> TO DO:
Turn every line of the material below into a JSON list of strings, one string per line, leaving out blank lines.

> PROVIDED MATERIAL:
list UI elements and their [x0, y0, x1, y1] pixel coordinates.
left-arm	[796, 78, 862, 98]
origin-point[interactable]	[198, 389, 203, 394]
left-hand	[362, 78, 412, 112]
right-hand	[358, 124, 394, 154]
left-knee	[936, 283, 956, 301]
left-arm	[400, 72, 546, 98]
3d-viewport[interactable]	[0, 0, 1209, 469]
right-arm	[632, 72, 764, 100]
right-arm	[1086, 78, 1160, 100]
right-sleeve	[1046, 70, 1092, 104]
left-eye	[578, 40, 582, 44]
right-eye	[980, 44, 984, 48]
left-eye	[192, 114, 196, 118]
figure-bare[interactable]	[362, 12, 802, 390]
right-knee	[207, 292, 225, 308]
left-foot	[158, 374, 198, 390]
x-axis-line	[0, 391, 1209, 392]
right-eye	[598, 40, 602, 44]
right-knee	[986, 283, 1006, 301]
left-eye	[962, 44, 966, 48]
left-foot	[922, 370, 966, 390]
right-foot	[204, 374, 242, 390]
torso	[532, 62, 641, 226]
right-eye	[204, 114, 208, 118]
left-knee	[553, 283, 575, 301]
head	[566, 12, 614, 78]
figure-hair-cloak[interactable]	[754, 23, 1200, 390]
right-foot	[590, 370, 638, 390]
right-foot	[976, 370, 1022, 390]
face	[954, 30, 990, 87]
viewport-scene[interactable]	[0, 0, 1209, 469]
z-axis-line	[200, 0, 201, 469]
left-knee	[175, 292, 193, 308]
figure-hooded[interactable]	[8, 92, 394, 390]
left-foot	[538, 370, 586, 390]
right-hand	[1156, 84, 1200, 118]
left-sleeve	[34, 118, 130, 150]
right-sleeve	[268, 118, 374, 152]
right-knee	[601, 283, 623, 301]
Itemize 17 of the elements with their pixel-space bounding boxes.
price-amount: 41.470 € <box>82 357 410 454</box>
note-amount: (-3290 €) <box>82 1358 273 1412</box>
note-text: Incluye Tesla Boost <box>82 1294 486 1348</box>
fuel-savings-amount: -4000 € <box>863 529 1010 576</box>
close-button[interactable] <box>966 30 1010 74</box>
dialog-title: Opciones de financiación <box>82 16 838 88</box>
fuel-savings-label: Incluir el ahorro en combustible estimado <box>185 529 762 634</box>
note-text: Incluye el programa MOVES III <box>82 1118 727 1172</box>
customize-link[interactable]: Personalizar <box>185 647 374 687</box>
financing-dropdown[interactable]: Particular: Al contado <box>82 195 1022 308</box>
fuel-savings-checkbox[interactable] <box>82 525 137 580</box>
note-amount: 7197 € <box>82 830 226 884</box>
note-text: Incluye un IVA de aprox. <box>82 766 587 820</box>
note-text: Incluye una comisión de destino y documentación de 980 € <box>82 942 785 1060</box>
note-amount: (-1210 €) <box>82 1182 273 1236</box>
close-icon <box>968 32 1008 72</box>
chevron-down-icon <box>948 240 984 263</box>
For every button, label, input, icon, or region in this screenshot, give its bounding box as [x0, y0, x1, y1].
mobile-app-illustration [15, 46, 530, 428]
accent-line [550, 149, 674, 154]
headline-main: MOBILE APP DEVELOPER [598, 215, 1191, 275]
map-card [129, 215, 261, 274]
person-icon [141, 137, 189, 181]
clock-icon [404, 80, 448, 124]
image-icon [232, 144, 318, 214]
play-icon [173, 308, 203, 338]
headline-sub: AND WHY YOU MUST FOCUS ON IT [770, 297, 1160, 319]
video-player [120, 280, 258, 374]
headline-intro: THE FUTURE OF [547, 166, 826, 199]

> FINAL ANSWER:
[
  "list UI elements and their [x0, y0, x1, y1] pixel coordinates.",
  "left-arm\t[796, 78, 862, 98]",
  "origin-point[interactable]\t[198, 389, 203, 394]",
  "left-hand\t[362, 78, 412, 112]",
  "right-hand\t[358, 124, 394, 154]",
  "left-knee\t[936, 283, 956, 301]",
  "left-arm\t[400, 72, 546, 98]",
  "3d-viewport[interactable]\t[0, 0, 1209, 469]",
  "right-arm\t[632, 72, 764, 100]",
  "right-arm\t[1086, 78, 1160, 100]",
  "right-sleeve\t[1046, 70, 1092, 104]",
  "left-eye\t[578, 40, 582, 44]",
  "right-eye\t[980, 44, 984, 48]",
  "left-eye\t[192, 114, 196, 118]",
  "figure-bare[interactable]\t[362, 12, 802, 390]",
  "right-knee\t[207, 292, 225, 308]",
  "left-foot\t[158, 374, 198, 390]",
  "x-axis-line\t[0, 391, 1209, 392]",
  "right-eye\t[598, 40, 602, 44]",
  "right-knee\t[986, 283, 1006, 301]",
  "left-eye\t[962, 44, 966, 48]",
  "left-foot\t[922, 370, 966, 390]",
  "right-foot\t[204, 374, 242, 390]",
  "torso\t[532, 62, 641, 226]",
  "right-eye\t[204, 114, 208, 118]",
  "left-knee\t[553, 283, 575, 301]",
  "head\t[566, 12, 614, 78]",
  "figure-hair-cloak[interactable]\t[754, 23, 1200, 390]",
  "right-foot\t[590, 370, 638, 390]",
  "right-foot\t[976, 370, 1022, 390]",
  "face\t[954, 30, 990, 87]",
  "viewport-scene[interactable]\t[0, 0, 1209, 469]",
  "z-axis-line\t[200, 0, 201, 469]",
  "left-knee\t[175, 292, 193, 308]",
  "figure-hooded[interactable]\t[8, 92, 394, 390]",
  "left-foot\t[538, 370, 586, 390]",
  "right-hand\t[1156, 84, 1200, 118]",
  "left-sleeve\t[34, 118, 130, 150]",
  "right-sleeve\t[268, 118, 374, 152]",
  "right-knee\t[601, 283, 623, 301]",
  "Itemize 17 of the elements with their pixel-space bounding boxes.",
  "price-amount: 41.470 € <box>82 357 410 454</box>",
  "note-amount: (-3290 €) <box>82 1358 273 1412</box>",
  "note-text: Incluye Tesla Boost <box>82 1294 486 1348</box>",
  "fuel-savings-amount: -4000 € <box>863 529 1010 576</box>",
  "close-button[interactable] <box>966 30 1010 74</box>",
  "dialog-title: Opciones de financiación <box>82 16 838 88</box>",
  "fuel-savings-label: Incluir el ahorro en combustible estimado <box>185 529 762 634</box>",
  "note-text: Incluye el programa MOVES III <box>82 1118 727 1172</box>",
  "customize-link[interactable]: Personalizar <box>185 647 374 687</box>",
  "financing-dropdown[interactable]: Particular: Al contado <box>82 195 1022 308</box>",
  "fuel-savings-checkbox[interactable] <box>82 525 137 580</box>",
  "note-amount: 7197 € <box>82 830 226 884</box>",
  "note-text: Incluye un IVA de aprox. <box>82 766 587 820</box>",
  "note-text: Incluye una comisión de destino y documentación de 980 € <box>82 942 785 1060</box>",
  "note-amount: (-1210 €) <box>82 1182 273 1236</box>",
  "close-icon <box>968 32 1008 72</box>",
  "chevron-down-icon <box>948 240 984 263</box>",
  "For every button, label, input, icon, or region in this screenshot, give its bounding box as [x0, y0, x1, y1].",
  "mobile-app-illustration [15, 46, 530, 428]",
  "accent-line [550, 149, 674, 154]",
  "headline-main: MOBILE APP DEVELOPER [598, 215, 1191, 275]",
  "map-card [129, 215, 261, 274]",
  "person-icon [141, 137, 189, 181]",
  "clock-icon [404, 80, 448, 124]",
  "image-icon [232, 144, 318, 214]",
  "play-icon [173, 308, 203, 338]",
  "headline-sub: AND WHY YOU MUST FOCUS ON IT [770, 297, 1160, 319]",
  "video-player [120, 280, 258, 374]",
  "headline-intro: THE FUTURE OF [547, 166, 826, 199]"
]